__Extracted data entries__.
-- -- --

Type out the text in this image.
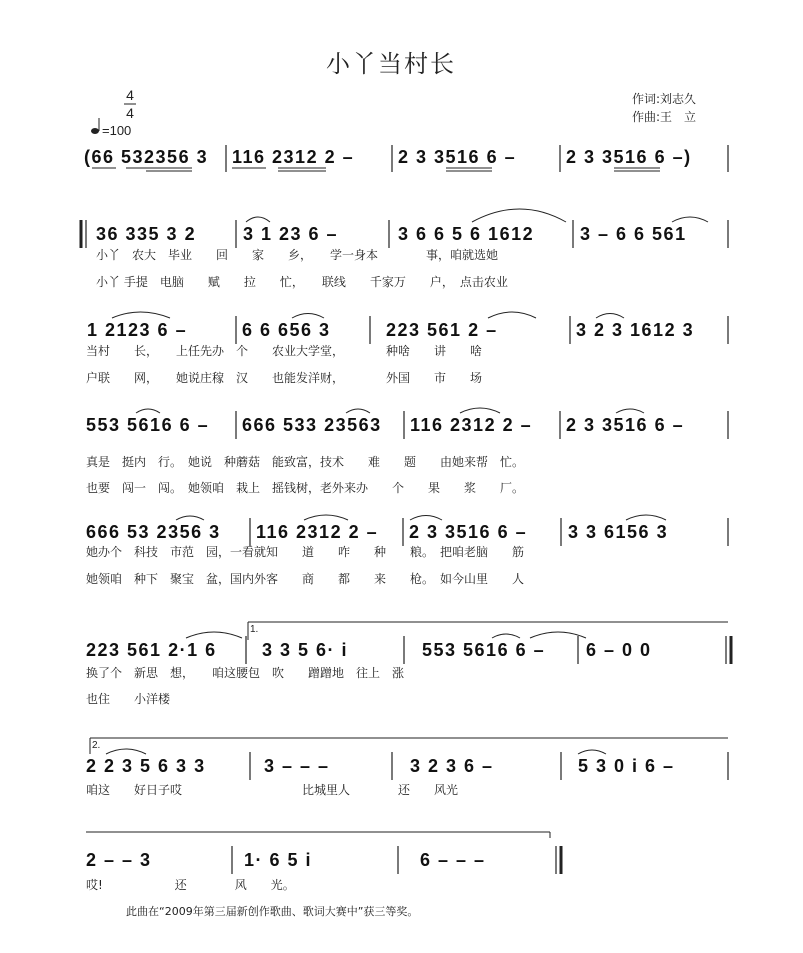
小丫当村长
作词:刘志久
作曲:王　立
4
4
=100
(66 532356 3 116 2312 2 – 2 3 3516 6 –	2 3 3516 6 –)
36 335 3 2	3 1 23 6 –	3 6 6 5 6 1612	3 – 6 6 561
小丫　农大　毕业　　回　　家　　乡，　　学一身本　　　　事，咱就选她
小丫 手提　电脑　　赋　　拉　　忙，　　联线　　千家万　　户，　点击农业
1 2123 6 –	6 6 656 3	223 561 2 –	3 2 3 1612 3
当村　　长，　　上任先办　个　　农业大学堂，　　　　种啥　　讲　　啥
户联　　网，　　她说庄稼　汉　　也能发洋财，　　　　外国　　市　　场
553 5616 6 – 666 533 23563 116 2312 2 – 2 3 3516 6 –
真是　挺内　行。　她说　种蘑菇　能致富，技术　　难　　题　　由她来帮　忙。
也要　闯一　闯。　她领咱　栽上　摇钱树，老外来办　　个　　果　　浆　　厂。
666 53 2356 3 116 2312 2 – 2 3 3516 6 – 3 3 6156 3
她办个　科技　市范　园，一看就知　　道　　咋　　种　　粮。　把咱老脑　　筋
她领咱　种下　聚宝　盆，国内外客　　商　　都　　来　　枪。　如今山里　　人
1.
223 561 2·1 6	3 3 5 6· i	553 5616 6 – 6 – 0 0
换了个　新思　想，　　咱这腰包　吹　　蹭蹭地　往上　涨
也住　　小洋楼
2.
2 2 3 5 6 3 3	3 – – –	3 2 3 6 –	5 3 0 i 6 –
咱这　　好日子哎　　　　　　　　　　比城里人　　　　还　　风光
2 – – 3	1· 6 5 i	6 – – –
哎!　　　　　　还　　　　风　　光。
此曲在“2009年第三届新创作歌曲、歌词大赛中”获三等奖。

-- -- --

__Stated task__. From start to finish, output the listing exactly, but omit its pictures.

__Exercise output__.
Type out the text in this image.
小丫当村长
作词:刘志久
作曲:王　立
4
4
=100
(66 532356 3 116 2312 2 – 2 3 3516 6 –	2 3 3516 6 –)
36 335 3 2	3 1 23 6 –	3 6 6 5 6 1612	3 – 6 6 561
小丫　农大　毕业　　回　　家　　乡，　　学一身本　　　　事，咱就选她
小丫 手提　电脑　　赋　　拉　　忙，　　联线　　千家万　　户，　点击农业
1 2123 6 –	6 6 656 3	223 561 2 –	3 2 3 1612 3
当村　　长，　　上任先办　个　　农业大学堂，　　　　种啥　　讲　　啥
户联　　网，　　她说庄稼　汉　　也能发洋财，　　　　外国　　市　　场
553 5616 6 – 666 533 23563 116 2312 2 – 2 3 3516 6 –
真是　挺内　行。　她说　种蘑菇　能致富，技术　　难　　题　　由她来帮　忙。
也要　闯一　闯。　她领咱　栽上　摇钱树，老外来办　　个　　果　　浆　　厂。
666 53 2356 3 116 2312 2 – 2 3 3516 6 – 3 3 6156 3
她办个　科技　市范　园，一看就知　　道　　咋　　种　　粮。　把咱老脑　　筋
她领咱　种下　聚宝　盆，国内外客　　商　　都　　来　　枪。　如今山里　　人
1.
223 561 2·1 6	3 3 5 6· i	553 5616 6 – 6 – 0 0
换了个　新思　想，　　咱这腰包　吹　　蹭蹭地　往上　涨
也住　　小洋楼
2.
2 2 3 5 6 3 3	3 – – –	3 2 3 6 –	5 3 0 i 6 –
咱这　　好日子哎　　　　　　　　　　比城里人　　　　还　　风光
2 – – 3	1· 6 5 i	6 – – –
哎!　　　　　　还　　　　风　　光。
此曲在“2009年第三届新创作歌曲、歌词大赛中”获三等奖。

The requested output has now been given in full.